**WRITTEN REQUEST**. Go through the records and copy each line where the word "Recoater" occurs.

**Structured figure records**.
━━━━

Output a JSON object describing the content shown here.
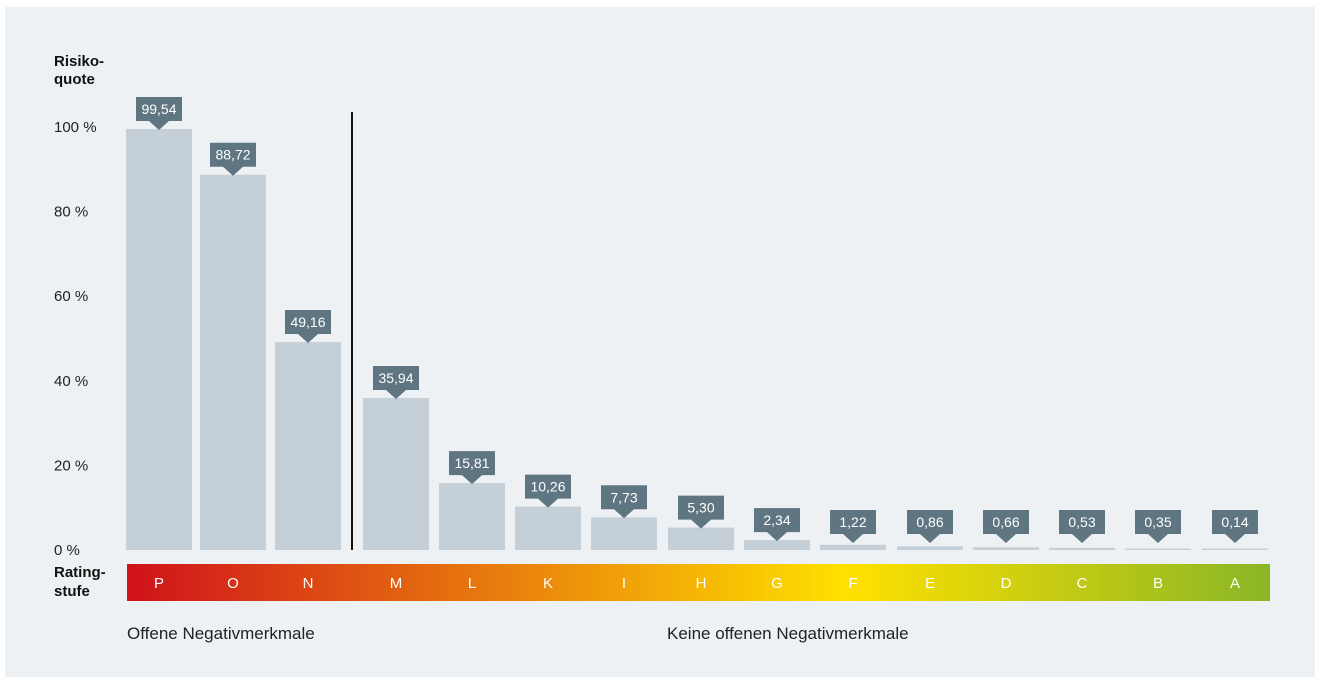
{
  "chart_data": {
    "type": "bar",
    "ylabel_lines": [
      "Risiko-",
      "quote"
    ],
    "xlabel_lines": [
      "Rating-",
      "stufe"
    ],
    "categories": [
      "P",
      "O",
      "N",
      "M",
      "L",
      "K",
      "I",
      "H",
      "G",
      "F",
      "E",
      "D",
      "C",
      "B",
      "A"
    ],
    "values": [
      99.54,
      88.72,
      49.16,
      35.94,
      15.81,
      10.26,
      7.73,
      5.3,
      2.34,
      1.22,
      0.86,
      0.66,
      0.53,
      0.35,
      0.14
    ],
    "value_labels": [
      "99,54",
      "88,72",
      "49,16",
      "35,94",
      "15,81",
      "10,26",
      "7,73",
      "5,30",
      "2,34",
      "1,22",
      "0,86",
      "0,66",
      "0,53",
      "0,35",
      "0,14"
    ],
    "yticks": [
      0,
      20,
      40,
      60,
      80,
      100
    ],
    "ytick_labels": [
      "0 %",
      "20 %",
      "40 %",
      "60 %",
      "80 %",
      "100 %"
    ],
    "ylim": [
      0,
      100
    ],
    "grid": false,
    "groups": [
      {
        "label": "Offene Negativmerkmale",
        "categories": [
          "P",
          "O",
          "N"
        ]
      },
      {
        "label": "Keine offenen Negativmerkmale",
        "categories": [
          "M",
          "L",
          "K",
          "I",
          "H",
          "G",
          "F",
          "E",
          "D",
          "C",
          "B",
          "A"
        ]
      }
    ],
    "colors": {
      "bar": "#c5cfd7",
      "value_marker": "#5f7581",
      "scale_start": "#d0121b",
      "scale_mid": "#ffe100",
      "scale_end": "#8ab626"
    }
  }
}
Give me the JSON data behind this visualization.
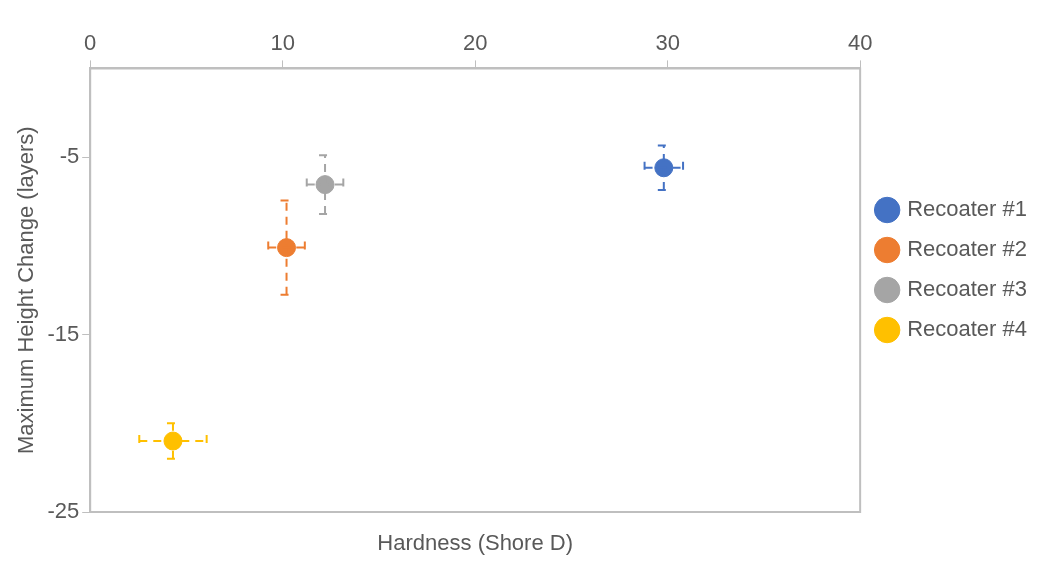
{
  "chart_data": {
    "type": "scatter",
    "xlabel": "Hardness (Shore D)",
    "ylabel": "Maximum Height Change (layers)",
    "xlim": [
      0,
      40
    ],
    "xticks": [
      0,
      10,
      20,
      30,
      40
    ],
    "ylim": [
      -25,
      0
    ],
    "yticks": [
      -25,
      -15,
      -5
    ],
    "grid": false,
    "legend": "right",
    "marker": "circle",
    "series": [
      {
        "name": "Recoater #1",
        "color": "#4472c4",
        "x": [
          29.8
        ],
        "values": [
          -5.6
        ],
        "errors": [
          1.25
        ],
        "xerrors": [
          1.0
        ]
      },
      {
        "name": "Recoater #2",
        "color": "#ed7d31",
        "x": [
          10.2
        ],
        "values": [
          -10.1
        ],
        "errors": [
          2.65
        ],
        "xerrors": [
          0.95
        ]
      },
      {
        "name": "Recoater #3",
        "color": "#a5a5a5",
        "x": [
          12.2
        ],
        "values": [
          -6.55
        ],
        "errors": [
          1.65
        ],
        "xerrors": [
          0.95
        ]
      },
      {
        "name": "Recoater #4",
        "color": "#ffc000",
        "x": [
          4.3
        ],
        "values": [
          -21.0
        ],
        "errors": [
          1.0
        ],
        "xerrors": [
          1.75
        ]
      }
    ]
  }
}
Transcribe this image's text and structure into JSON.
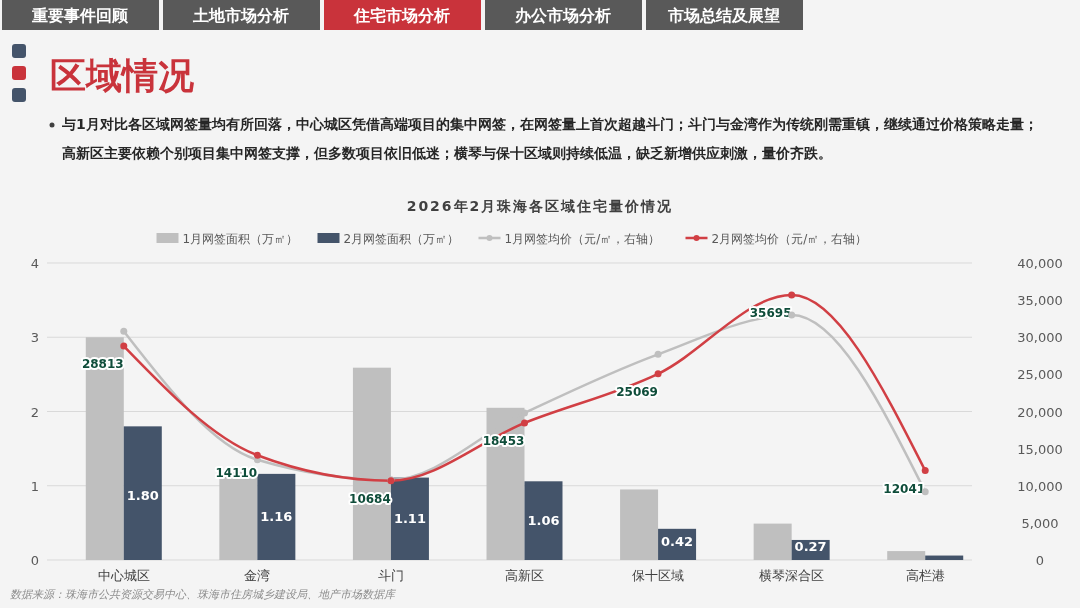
{
  "chart_data": {
    "type": "bar",
    "title": "2026年2月珠海各区域住宅量价情况",
    "subtitle": "与1月对比各区域网签量均有所回落，中心城区凭借高端项目的集中网签，在网签量上首次超越斗门；斗门与金湾作为传统刚需重镇，继续通过价格策略走量；高新区主要依赖个别项目集中网签支撑，但多数项目依旧低迷；横琴与保十区域则持续低温，缺乏新增供应刺激，量价齐跌。",
    "annotations": [
      "重要事件回顾",
      "土地市场分析",
      "住宅市场分析",
      "办公市场分析",
      "市场总结及展望",
      "区域情况",
      "数据来源：珠海市公共资源交易中心、珠海市住房城乡建设局、地产市场数据库"
    ],
    "categories": [
      "中心城区",
      "金湾",
      "斗门",
      "高新区",
      "保十区域",
      "横琴深合区",
      "高栏港"
    ],
    "series": [
      {
        "name": "1月网签面积（万㎡）",
        "color": "#bfbfbf",
        "values": [
          3.0,
          1.19,
          2.59,
          2.05,
          0.95,
          0.49,
          0.12
        ]
      },
      {
        "name": "2月网签面积（万㎡）",
        "color": "#44546a",
        "values": [
          1.8,
          1.16,
          1.11,
          1.06,
          0.42,
          0.27,
          0.06
        ],
        "value_labels": [
          "1.80",
          "1.16",
          "1.11",
          "1.06",
          "0.42",
          "0.27",
          null
        ]
      },
      {
        "name": "1月网签均价（元/㎡，右轴）",
        "type": "line",
        "axis": "y2",
        "color": "#bfbfbf",
        "values": [
          30800,
          13500,
          10800,
          19800,
          27700,
          33000,
          9200
        ]
      },
      {
        "name": "2月网签均价（元/㎡，右轴）",
        "type": "line",
        "axis": "y2",
        "color": "#d13f44",
        "values": [
          28813,
          14110,
          10684,
          18453,
          25069,
          35695,
          12041
        ],
        "value_labels": [
          "28813",
          "14110",
          "10684",
          "18453",
          "25069",
          "35695",
          "12041"
        ]
      }
    ],
    "ylim": [
      0,
      4
    ],
    "yticks": [
      0,
      1,
      2,
      3,
      4
    ],
    "y2lim": [
      0,
      40000
    ],
    "y2ticks": [
      {
        "value": 0,
        "label": "0"
      },
      {
        "value": 5000,
        "label": "5,000"
      },
      {
        "value": 10000,
        "label": "10,000"
      },
      {
        "value": 15000,
        "label": "15,000"
      },
      {
        "value": 20000,
        "label": "20,000"
      },
      {
        "value": 25000,
        "label": "25,000"
      },
      {
        "value": 30000,
        "label": "30,000"
      },
      {
        "value": 35000,
        "label": "35,000"
      },
      {
        "value": 40000,
        "label": "40,000"
      }
    ],
    "grid": "y",
    "legend": "top",
    "marker": "circle"
  }
}
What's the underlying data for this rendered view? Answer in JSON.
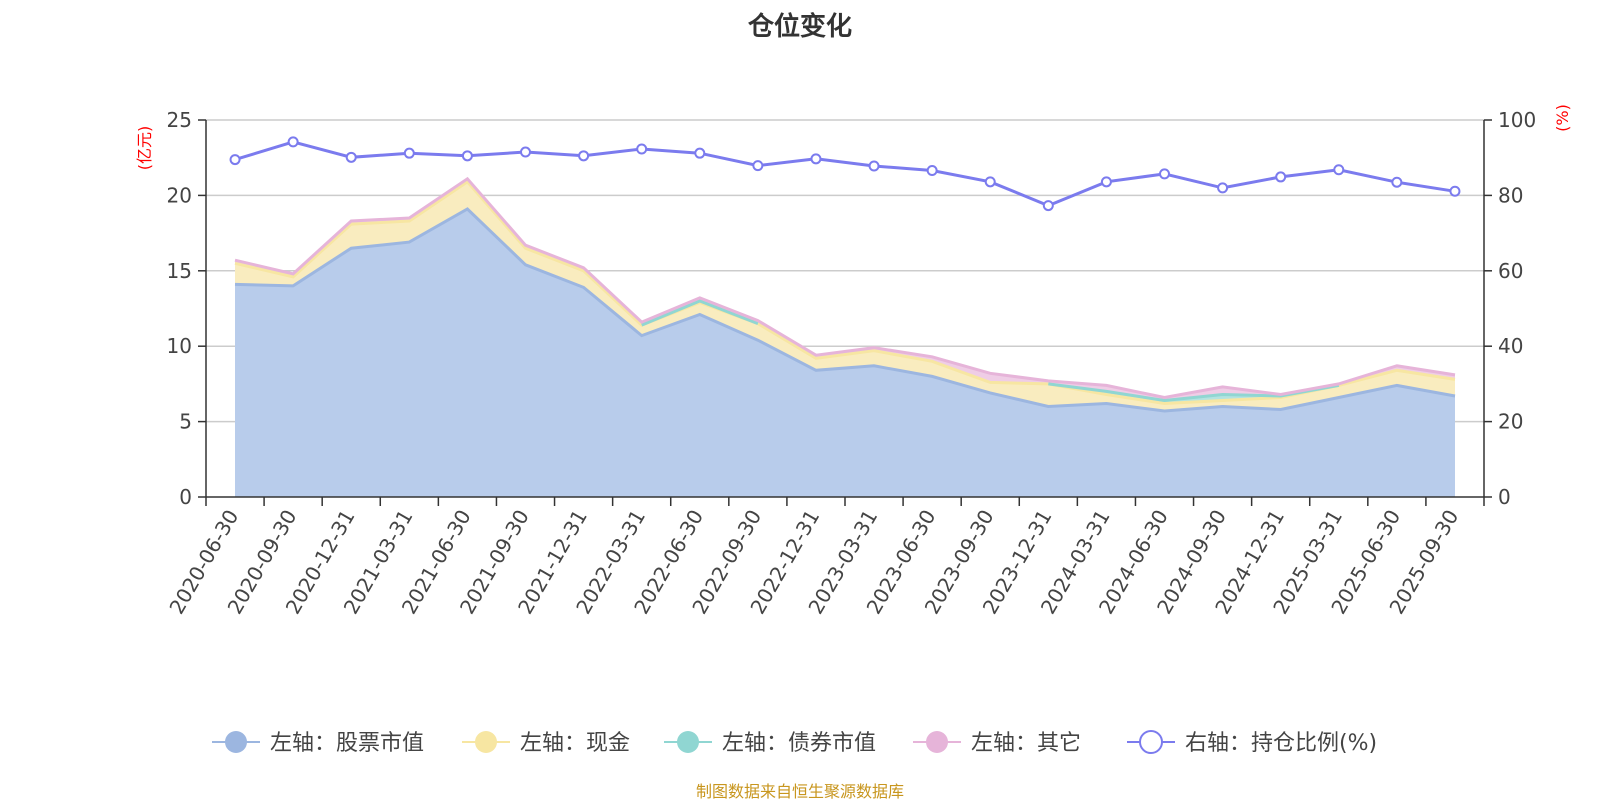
{
  "chart_data": {
    "type": "area",
    "title": "仓位变化",
    "left_axis": {
      "unit_label": "(亿元)",
      "ylim": [
        0,
        25
      ],
      "ticks": [
        0,
        5,
        10,
        15,
        20,
        25
      ]
    },
    "right_axis": {
      "unit_label": "(%)",
      "ylim": [
        0,
        100
      ],
      "ticks": [
        0,
        20,
        40,
        60,
        80,
        100
      ]
    },
    "categories": [
      "2020-06-30",
      "2020-09-30",
      "2020-12-31",
      "2021-03-31",
      "2021-06-30",
      "2021-09-30",
      "2021-12-31",
      "2022-03-31",
      "2022-06-30",
      "2022-09-30",
      "2022-12-31",
      "2023-03-31",
      "2023-06-30",
      "2023-09-30",
      "2023-12-31",
      "2024-03-31",
      "2024-06-30",
      "2024-09-30",
      "2024-12-31",
      "2025-03-31",
      "2025-06-30",
      "2025-09-30"
    ],
    "series": [
      {
        "name": "左轴：股票市值",
        "axis": "left",
        "stack": true,
        "color": "#9cb6e0",
        "fill": "#b8cceb",
        "values": [
          14.1,
          14.0,
          16.5,
          16.9,
          19.1,
          15.4,
          13.9,
          10.7,
          12.1,
          10.4,
          8.4,
          8.7,
          8.0,
          6.9,
          6.0,
          6.2,
          5.7,
          6.0,
          5.8,
          6.6,
          7.4,
          6.7
        ]
      },
      {
        "name": "左轴：现金",
        "axis": "left",
        "stack": true,
        "color": "#f7e6a2",
        "fill": "#f9ecbf",
        "values": [
          1.4,
          0.6,
          1.6,
          1.4,
          1.8,
          1.1,
          1.1,
          0.7,
          0.8,
          1.1,
          0.8,
          1.0,
          1.0,
          0.7,
          1.5,
          0.6,
          0.5,
          0.4,
          0.8,
          0.8,
          1.0,
          1.1
        ]
      },
      {
        "name": "左轴：债券市值",
        "axis": "left",
        "stack": true,
        "color": "#90d6d2",
        "fill": "#b3e3e0",
        "values": [
          0,
          0,
          0,
          0,
          0,
          0,
          0,
          0,
          0.1,
          0,
          0,
          0,
          0,
          0,
          0,
          0.2,
          0.2,
          0.4,
          0.1,
          0,
          0,
          0
        ]
      },
      {
        "name": "左轴：其它",
        "axis": "left",
        "stack": true,
        "color": "#e6b4d9",
        "fill": "#efcde6",
        "values": [
          0.2,
          0.2,
          0.2,
          0.2,
          0.2,
          0.2,
          0.2,
          0.2,
          0.2,
          0.2,
          0.2,
          0.2,
          0.3,
          0.6,
          0.2,
          0.4,
          0.2,
          0.5,
          0.1,
          0.1,
          0.3,
          0.3
        ]
      },
      {
        "name": "右轴：持仓比例(%)",
        "axis": "right",
        "stack": false,
        "color": "#7b7bee",
        "values": [
          89.5,
          94.2,
          90.1,
          91.2,
          90.5,
          91.5,
          90.5,
          92.3,
          91.2,
          87.9,
          89.7,
          87.8,
          86.6,
          83.6,
          77.3,
          83.6,
          85.7,
          82.0,
          84.9,
          86.8,
          83.5,
          81.1
        ]
      }
    ]
  },
  "footer": "制图数据来自恒生聚源数据库"
}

━━━━

**EXERCISE RESPONSE**.
        "name": "Recoater #1",
        "name": "Recoater #2",
        "name": "Recoater #3",
        "name": "Recoater #4",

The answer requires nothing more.